━━ BRANO DI LETTURA ━━
Egli fu a Milano nel periodo in cui Milano era capitale dell’impero: non soltanto una delle capitali, come era avvenuto fin dal 286, con l’avvento della tetrarchia, a causa dell’accresciuta importanza militare della città, della sua vicinanza alle frontiere e dei suoi ottimi collegamenti stradali, ma la capitale di fatto dell’Occidente: tale era diventata sin dal 365 con Valentiniano I, che, dividendo l’impero con il fratello Valente, aveva scelto per sé Milano, mandando il fratello a Costantinopoli (Amm. Marc. XXVI, 5,4), Con Valentiniano Milano aveva veramente sostituito, di fatto se non di diritto, Roma: i processi di Valentiniano, anche quelli che riguardano personaggi di provincie lontane, come l’Africa, si celebrano a Milano e a Milano, sede stabile della corte, vengono anche da lontano coloro che intendono mettersi in vista e fare carriera politica, come gli amici venuti con Agostino dall’Africa, Alipio e Nebridio.
Della Milano del 291 Mamertino aveva detto, in un panegirico, che Roma le aveva concesso generosamente, per qualche giorno (quello della visita alla città di Diocleziano e Massimiano) «qualche somiglianza con la sua maestà»; della Milano di Valentiniano Ausonio dice che «tutto in lei eccelle per grandezza di forme quasi gareggiando: e non la opprime la vicinanza di Roma».
La presentazione che Ausonio dà, nell’Ordourbium nobilium della Milano del suo tempo, che è quello di Agostino e di Ambrogio, è breve (10 versi), ma vivace e stimolante: è l’immagine di una città opulenta, piena di case belle e numerose, dotata di un circo, di un teatro, di terme, di templi, nobilitata dal Palazzo imperiale, fornita di una zecca, di bei porticati ornati di statue, cinta di mura, abitata da una popolazione culturalmente e umanamente ricca: facunda virorum ingenia et mores laeti.

La vita di Milano attraverso corrispondenze epistolari

Oltre ad Ausonio sono gli scritti di Ambrogio, in particolare il De Nabuthe e il De Tobia, riguardanti i problemi della ricchezza e della povertà, dell’usura, del lusso, che ci forniscono indizi sulla società e la vita milanese nella seconda metà del IV secolo; ma sono soprattutto le lettere di Ambrogio che ci illuminano su aspetti molteplici, e non solo ecclesiali, della Milano di quest’epoca.
━━━
━━ DATI FORNITI ━━
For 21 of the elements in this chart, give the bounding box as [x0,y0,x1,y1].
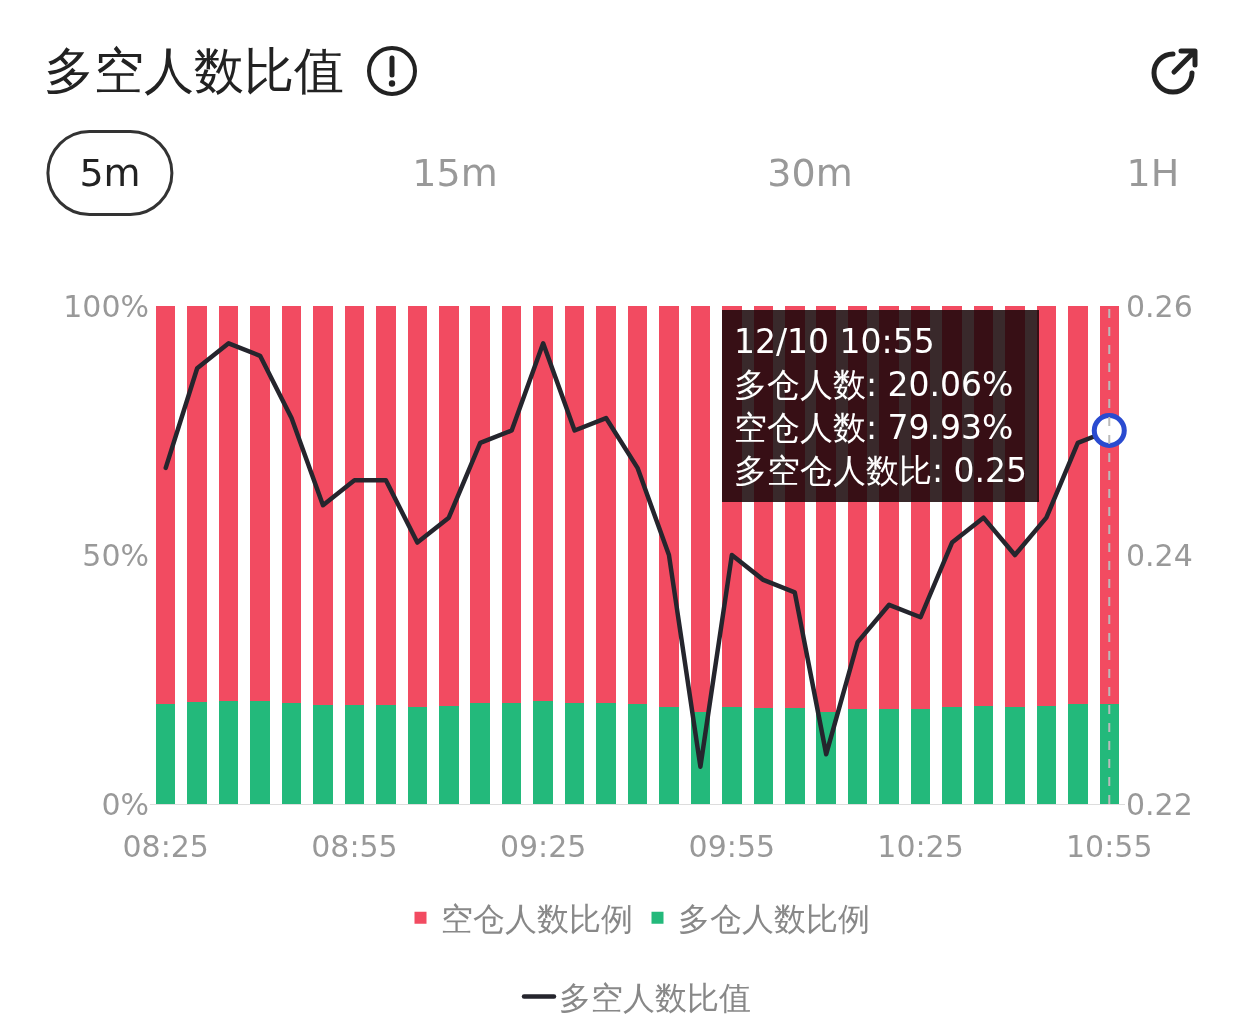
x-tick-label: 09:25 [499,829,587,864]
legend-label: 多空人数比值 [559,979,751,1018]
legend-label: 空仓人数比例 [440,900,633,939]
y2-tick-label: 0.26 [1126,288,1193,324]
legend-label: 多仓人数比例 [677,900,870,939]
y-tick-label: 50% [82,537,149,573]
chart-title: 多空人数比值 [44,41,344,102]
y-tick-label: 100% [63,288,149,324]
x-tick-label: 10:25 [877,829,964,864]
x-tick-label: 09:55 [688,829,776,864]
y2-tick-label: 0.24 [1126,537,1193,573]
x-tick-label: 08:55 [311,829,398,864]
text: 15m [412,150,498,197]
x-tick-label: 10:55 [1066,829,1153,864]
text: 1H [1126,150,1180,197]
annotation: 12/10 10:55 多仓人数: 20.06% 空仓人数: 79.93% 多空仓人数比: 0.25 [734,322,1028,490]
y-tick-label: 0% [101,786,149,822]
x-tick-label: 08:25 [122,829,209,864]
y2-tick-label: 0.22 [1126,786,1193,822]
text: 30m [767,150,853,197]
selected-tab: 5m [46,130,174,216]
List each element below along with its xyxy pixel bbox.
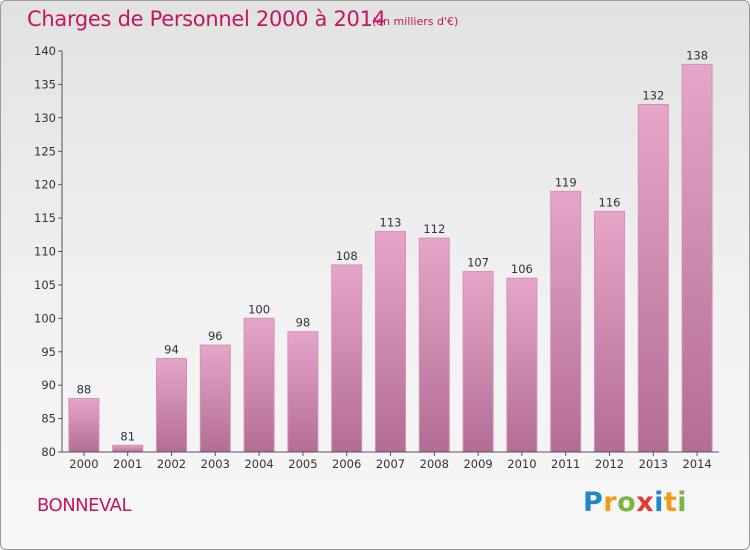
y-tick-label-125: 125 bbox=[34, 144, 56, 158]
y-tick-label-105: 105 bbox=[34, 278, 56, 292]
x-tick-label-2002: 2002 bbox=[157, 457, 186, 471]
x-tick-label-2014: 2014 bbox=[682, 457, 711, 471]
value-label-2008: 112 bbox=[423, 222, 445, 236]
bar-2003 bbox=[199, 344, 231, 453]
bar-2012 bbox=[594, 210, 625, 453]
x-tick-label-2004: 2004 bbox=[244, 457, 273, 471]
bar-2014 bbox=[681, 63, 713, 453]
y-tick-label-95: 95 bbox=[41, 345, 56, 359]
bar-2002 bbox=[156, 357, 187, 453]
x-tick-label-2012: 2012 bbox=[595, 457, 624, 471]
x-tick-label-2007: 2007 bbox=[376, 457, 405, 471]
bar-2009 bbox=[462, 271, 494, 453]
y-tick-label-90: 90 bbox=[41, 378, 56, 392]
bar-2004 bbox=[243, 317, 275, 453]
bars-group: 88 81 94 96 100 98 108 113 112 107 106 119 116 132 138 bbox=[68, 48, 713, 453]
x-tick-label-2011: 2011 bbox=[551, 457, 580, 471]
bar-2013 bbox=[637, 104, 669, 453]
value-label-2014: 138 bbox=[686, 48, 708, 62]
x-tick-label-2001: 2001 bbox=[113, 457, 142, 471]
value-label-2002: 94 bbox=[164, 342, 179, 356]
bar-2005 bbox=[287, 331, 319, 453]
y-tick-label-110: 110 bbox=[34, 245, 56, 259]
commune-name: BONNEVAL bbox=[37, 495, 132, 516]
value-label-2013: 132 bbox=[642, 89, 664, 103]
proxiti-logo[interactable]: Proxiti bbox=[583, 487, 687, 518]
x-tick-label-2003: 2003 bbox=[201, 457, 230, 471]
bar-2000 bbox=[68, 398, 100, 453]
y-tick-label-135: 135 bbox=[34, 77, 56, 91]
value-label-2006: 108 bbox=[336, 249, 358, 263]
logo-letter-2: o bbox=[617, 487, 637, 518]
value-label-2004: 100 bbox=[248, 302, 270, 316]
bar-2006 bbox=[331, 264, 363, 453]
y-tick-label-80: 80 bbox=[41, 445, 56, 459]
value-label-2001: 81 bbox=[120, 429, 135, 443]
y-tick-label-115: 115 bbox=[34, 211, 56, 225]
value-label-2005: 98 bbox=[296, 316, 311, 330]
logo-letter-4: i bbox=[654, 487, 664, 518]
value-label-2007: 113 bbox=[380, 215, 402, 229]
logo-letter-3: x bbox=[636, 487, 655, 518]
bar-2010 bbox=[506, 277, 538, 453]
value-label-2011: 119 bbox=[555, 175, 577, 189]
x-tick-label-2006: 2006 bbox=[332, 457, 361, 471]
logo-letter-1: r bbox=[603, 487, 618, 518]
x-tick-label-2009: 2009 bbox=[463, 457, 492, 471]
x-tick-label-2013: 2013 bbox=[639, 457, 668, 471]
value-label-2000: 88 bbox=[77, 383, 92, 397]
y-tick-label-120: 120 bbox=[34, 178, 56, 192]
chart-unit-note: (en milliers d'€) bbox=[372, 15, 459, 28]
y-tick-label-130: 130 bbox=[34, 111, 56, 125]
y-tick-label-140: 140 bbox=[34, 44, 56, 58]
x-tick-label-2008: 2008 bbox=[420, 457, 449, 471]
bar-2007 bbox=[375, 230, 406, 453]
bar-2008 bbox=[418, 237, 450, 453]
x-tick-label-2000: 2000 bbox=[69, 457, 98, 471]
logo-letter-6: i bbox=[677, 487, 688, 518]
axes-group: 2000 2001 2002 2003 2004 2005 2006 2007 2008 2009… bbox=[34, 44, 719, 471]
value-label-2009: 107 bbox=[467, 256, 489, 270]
━━━
Indica in quale anno, secondo il brano di lettura, Milano era diventata la capitale di fatto dell'Occidente con Valentiniano I. Il materiale qui non ha alcuna rilevanza.

Nel 365.